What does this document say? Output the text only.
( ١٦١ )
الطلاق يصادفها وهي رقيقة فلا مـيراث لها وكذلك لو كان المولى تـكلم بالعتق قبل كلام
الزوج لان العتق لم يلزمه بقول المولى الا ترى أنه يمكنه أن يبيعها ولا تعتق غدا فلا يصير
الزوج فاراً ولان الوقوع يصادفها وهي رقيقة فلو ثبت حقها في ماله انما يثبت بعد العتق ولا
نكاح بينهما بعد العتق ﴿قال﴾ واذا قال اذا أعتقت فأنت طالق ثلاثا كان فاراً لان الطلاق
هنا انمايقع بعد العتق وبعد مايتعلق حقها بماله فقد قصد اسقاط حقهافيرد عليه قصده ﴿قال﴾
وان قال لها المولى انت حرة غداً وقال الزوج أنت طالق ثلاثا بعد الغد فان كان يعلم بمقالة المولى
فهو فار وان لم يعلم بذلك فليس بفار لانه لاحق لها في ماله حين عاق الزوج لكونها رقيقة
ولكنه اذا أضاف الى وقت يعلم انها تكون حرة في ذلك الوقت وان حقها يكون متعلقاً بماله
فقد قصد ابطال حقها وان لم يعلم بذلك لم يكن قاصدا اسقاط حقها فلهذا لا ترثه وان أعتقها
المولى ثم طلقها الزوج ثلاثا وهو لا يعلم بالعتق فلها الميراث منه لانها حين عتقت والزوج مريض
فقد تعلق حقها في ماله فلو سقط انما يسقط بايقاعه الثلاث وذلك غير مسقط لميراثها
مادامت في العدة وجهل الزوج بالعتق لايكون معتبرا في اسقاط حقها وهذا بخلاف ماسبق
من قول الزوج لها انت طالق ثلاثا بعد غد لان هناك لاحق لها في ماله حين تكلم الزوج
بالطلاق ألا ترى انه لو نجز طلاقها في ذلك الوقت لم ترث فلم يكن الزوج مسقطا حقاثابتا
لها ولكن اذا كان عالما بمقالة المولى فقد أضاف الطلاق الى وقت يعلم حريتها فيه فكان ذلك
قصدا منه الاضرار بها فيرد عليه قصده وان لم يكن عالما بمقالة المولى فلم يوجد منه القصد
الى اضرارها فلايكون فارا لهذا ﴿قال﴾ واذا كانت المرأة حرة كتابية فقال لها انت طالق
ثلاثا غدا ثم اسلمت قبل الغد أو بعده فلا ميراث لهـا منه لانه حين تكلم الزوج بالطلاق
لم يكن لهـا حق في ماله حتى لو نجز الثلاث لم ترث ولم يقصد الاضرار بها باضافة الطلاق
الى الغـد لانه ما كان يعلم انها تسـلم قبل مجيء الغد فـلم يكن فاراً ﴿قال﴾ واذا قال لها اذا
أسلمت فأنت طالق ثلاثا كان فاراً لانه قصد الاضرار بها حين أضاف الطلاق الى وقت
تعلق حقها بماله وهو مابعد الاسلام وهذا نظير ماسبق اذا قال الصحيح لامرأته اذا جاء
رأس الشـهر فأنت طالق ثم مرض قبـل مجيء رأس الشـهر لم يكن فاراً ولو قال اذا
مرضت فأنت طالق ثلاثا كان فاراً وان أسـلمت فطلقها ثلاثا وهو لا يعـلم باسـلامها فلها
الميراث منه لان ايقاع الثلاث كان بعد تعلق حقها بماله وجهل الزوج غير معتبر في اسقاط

● Objective: Nothing but a number is needed here: how many lines hold the string "فلها"?

● Exercise response: 2